+++ PASSAGE FOR REVIEW +++

Inertial Measurement Units for Enhanced Motion Tracking
Overview: The article discusses the significance of inertial measurement units in human motion analysis, highlighting their role in tracking movement. It explains the key components and addresses challenges in various applications.
An important tool for evaluating movement parameters is human motion analysis. This is particularly important for assessing exercise routines, medical conditions, and health promotion. It plays a vital role among elderly people who want to track their physical activities. There will be a greater need for home-based rehabilitation programs and independent access to exercise data by each individual to track their medical condition.
Optical methods accurately assess both kinematic data and motion data, and they are regarded as the gold standard in the field of motion analysis. However, they have several drawbacks, including expensive equipment, the need for skilled individuals to operate them, extensive installation spaces, and reduced moveability that restricts their application only indoors.
Inertial motion analysis has become a viable substitute for optical approaches. An advantage of inertial systems over optical systems is that they are compact, reasonably priced, and portable. Because of this, inertial measurement units (IMUs) are a user-friendly option for estimating human movements.
These devices can continuously monitor human movements during each activity, and they are more accurate than the data collected from occasional laboratory testing. For these reasons, IMU use for continuous human motion tracking has increased during the past few decades.
What is an inertial measurement unit?
IMU is a microelectromechanical system (MEMS) sensor that measures the object’s specific force, angular rate, and orientation. These devices monitor human lives during their various routines and record changes in location, body movements, and rotational changes.
Fig. 1: MPU-9250 by InvenSense (Accelerometer, Gyroscope, Magnetometer) Source: oemsecrets
Key Components of an Inertial Measurement Unit
It combines various sensors, including an accelerometer, gyroscope, and magnetometer. Three axial magnetometers, three axial gyroscopes, and three axial accelerometers make up the typical inertial measurement unit, as shown in Fig. 2.
Fig. 2: Inertial measurement unit Source: Sciendo
Accelerometer
Linear acceleration resulting from the applied force can be measured using an accelerometer.
Gyroscope
Angular velocity and rotational movement can be tracked using a gyroscope.
Magnetometer
The orientation of the sensors based on the Earth’s magnetic field can be measured with a magnetometer. It supports the other two sensors in determining the direction and magnitude of motion.
The use of accelerometers alone is more common (8.8%). Their particular force measurement enables them to directly observe the gravity vector, which is used as a point of orientation. However, the gravity vector can be directly observed in the normal gait cycle phases only when accelerometers are static.

+++ DATA FOR ANALYSIS +++

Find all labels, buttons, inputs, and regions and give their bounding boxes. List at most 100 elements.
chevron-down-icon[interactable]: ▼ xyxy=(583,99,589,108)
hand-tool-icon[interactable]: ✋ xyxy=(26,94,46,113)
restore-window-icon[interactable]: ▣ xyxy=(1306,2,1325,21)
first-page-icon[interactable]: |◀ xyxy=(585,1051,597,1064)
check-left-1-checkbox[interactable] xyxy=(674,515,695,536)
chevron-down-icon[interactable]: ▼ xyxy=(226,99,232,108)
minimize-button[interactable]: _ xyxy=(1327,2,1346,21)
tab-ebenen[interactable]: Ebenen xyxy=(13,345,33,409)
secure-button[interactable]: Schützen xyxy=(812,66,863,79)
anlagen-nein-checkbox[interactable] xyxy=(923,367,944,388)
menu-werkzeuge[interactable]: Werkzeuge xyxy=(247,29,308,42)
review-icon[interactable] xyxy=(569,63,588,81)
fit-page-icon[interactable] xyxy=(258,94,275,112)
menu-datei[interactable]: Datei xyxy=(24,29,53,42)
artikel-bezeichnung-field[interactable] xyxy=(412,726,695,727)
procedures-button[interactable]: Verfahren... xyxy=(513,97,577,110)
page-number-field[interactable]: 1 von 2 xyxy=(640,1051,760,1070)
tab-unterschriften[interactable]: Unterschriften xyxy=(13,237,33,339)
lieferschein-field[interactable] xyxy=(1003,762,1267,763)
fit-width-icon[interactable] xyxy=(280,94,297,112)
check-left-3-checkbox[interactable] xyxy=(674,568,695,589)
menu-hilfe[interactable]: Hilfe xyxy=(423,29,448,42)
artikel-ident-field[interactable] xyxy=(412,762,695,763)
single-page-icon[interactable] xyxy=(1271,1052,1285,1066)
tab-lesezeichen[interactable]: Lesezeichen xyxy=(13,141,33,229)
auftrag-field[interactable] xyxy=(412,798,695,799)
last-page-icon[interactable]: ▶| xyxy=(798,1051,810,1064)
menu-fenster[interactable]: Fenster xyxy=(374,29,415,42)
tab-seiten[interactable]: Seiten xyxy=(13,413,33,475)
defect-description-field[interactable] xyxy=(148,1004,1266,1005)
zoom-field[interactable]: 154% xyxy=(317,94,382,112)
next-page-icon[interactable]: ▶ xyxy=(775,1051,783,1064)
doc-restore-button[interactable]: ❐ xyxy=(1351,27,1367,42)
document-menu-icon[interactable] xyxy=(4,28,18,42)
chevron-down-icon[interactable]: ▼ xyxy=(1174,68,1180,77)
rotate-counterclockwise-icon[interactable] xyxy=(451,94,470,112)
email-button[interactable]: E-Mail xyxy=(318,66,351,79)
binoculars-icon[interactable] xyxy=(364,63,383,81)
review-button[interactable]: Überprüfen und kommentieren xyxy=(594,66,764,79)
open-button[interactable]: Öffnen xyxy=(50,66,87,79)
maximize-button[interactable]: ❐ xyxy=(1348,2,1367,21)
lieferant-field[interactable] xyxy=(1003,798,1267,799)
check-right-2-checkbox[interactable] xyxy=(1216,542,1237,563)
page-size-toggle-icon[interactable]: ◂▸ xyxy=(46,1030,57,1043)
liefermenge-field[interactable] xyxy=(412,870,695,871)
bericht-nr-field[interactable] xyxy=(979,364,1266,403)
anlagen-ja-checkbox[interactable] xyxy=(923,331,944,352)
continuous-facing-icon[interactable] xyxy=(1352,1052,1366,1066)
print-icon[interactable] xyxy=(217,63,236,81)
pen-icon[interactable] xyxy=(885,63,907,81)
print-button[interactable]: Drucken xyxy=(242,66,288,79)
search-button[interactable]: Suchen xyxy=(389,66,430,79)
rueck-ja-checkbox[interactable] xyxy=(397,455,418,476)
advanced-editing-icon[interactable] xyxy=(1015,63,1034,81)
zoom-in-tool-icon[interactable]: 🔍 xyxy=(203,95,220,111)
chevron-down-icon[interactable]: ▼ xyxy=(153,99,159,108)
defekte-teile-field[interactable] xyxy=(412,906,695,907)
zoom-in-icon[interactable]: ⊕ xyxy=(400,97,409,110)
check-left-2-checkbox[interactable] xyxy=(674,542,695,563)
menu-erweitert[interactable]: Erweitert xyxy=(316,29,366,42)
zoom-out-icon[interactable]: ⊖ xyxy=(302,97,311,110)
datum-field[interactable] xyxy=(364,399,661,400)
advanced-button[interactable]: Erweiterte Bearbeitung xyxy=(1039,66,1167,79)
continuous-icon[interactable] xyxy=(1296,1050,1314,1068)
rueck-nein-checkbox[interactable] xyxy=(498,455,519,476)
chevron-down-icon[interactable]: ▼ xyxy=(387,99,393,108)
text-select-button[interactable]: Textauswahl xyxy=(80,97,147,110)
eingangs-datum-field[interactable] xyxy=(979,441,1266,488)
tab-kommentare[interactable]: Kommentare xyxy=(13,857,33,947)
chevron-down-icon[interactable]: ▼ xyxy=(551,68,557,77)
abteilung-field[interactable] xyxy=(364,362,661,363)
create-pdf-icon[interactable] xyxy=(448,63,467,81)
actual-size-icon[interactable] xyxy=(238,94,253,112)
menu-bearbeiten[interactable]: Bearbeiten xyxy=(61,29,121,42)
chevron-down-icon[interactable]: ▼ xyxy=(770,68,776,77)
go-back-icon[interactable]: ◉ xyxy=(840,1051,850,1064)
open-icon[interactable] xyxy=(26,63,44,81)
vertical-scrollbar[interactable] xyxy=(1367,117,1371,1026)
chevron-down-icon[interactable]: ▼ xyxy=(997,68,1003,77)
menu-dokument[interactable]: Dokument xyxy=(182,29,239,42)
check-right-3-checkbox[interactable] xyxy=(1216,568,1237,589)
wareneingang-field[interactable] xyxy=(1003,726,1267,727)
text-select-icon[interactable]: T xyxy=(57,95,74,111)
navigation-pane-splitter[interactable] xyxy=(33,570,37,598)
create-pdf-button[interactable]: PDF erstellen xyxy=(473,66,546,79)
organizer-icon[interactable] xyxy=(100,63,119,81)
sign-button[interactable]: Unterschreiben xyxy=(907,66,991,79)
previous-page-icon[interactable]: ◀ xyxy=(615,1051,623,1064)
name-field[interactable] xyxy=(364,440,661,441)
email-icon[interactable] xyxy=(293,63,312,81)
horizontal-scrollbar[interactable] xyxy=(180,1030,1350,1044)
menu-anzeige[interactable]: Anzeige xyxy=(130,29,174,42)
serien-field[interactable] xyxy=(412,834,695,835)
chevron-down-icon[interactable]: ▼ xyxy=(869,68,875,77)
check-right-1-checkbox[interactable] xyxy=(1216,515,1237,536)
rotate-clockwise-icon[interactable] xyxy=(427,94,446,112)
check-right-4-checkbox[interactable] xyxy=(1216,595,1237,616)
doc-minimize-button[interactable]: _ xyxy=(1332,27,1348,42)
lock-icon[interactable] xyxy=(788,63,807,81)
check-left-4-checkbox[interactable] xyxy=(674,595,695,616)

+++

**TASK 1:**
Decide whether each statement below agrees with the text on inertial measurement units. Answer yes or no for each and quote the words from the text that settle it.
(a) Optical methods are considered the gold standard in motion analysis.
(b) A typical inertial measurement unit contains two-axis accelerometers.
(c) A gyroscope measures sensor orientation based on the Earth's magnetic field.
**TASK 2:** Continue the text on inertial measurement units for a paragraph or two, starting after its final sentence.
The data has no connection to the text on inertial measurement units.

**ANSWER SPACE 1:**
(a) Yes: "they are regarded as the gold standard in the field of motion analysis"
(b) No: "three axial accelerometers make up the typical inertial measurement unit"
(c) No: "The orientation of the sensors based on the Earth’s magnetic field can be measured with a magnetometer."

**ANSWER SPACE 2:**
Magnetometers are the most limited sensors examined due to their extreme sensitivity to magnetic changes in the environment. Therefore, the use of this sensor independently is limited.
Techniques for fusing sensors are helpful to overcome the challenges faced by each sensor individually. These IMU sensor data can be used to determine a device's 3-D position. The gyroscope, magnetometer, and accelerometer work together to provide information on the angular rate of motion as well as vector gravity and Earth's magnetic field references. Sensor fusion techniques using various combinations of the three sensors can also predict these 3-D positions.
Working of the Inertial Measurement Unit
IMUs detect linear acceleration and rotational rate through accelerometers and gyroscopes. The data collected from these sensors is often integrated using algorithms to provide comprehensive motion and orientation information. In some configurations, a magnetometer is used for heading reference, enhancing the accuracy of orientation data.
Application
IMUs may be manufactured at a comparatively low cost but with higher accuracy, significantly expanding the IMU's application in many new fields like indoor localization, sports analysis, and body activity classification. IMUs are employed in many different fields, including healthcare, sports, and navigation of diverse platforms, including autonomous underwater vehicles, unmanned land vehicles, aerial vehicles, and smartphones.
These IMU sensors are of great use in the sports industry in tracking exercise, swimming, posture, etc. The healthcare industry employs them increasingly to monitor physical and physiological activities. For instance, sudden changes in posture and position can be tracked with these sensors. Prompt action can be taken in the case of elderly patients, and activities like fall incidents can be avoided.
Challenges
IMU measurements have challenges regarding the accuracy of the data collected, which results in drift over time. They are merged with external sensors to avoid drift. Using a multiple IMU (MIMU) design is one way to reduce drift while keeping the system affordable. They offer improved dynamic measurement range, accuracy, and dependability compared to a single IMU. Additionally, using accelerometer data, the MIMU architecture can directly estimate angular acceleration and motion.
Secondly, with significantly lower costs and higher precision, inertial sensors can be produced as MEMS systems. Systematic and stochastic errors can affect MEMS inertial sensors.
Inaccurately calibrated systems generate systematic errors, which can be minimized by requiring extremely careful calibration. Practically, a series of parameters causes systematic errors, such as:
- Nonzero biases
- Cross-axis sensitivities
- Erroneous scaling
- Sensor axis misalignment
The initial data from a sensor with systematic errors can be changed into more precise information without systematic errors with these parameters and matrix multiplication procedures. Many optimization algorithms, including the least squares method and the Kalman filter, are frequently used to optimize these parameters.
Thus, IMU calibration is one of the most important steps in lowering systematic errors. On the other hand, stochastic errors cannot be avoided because they result from measurement errors.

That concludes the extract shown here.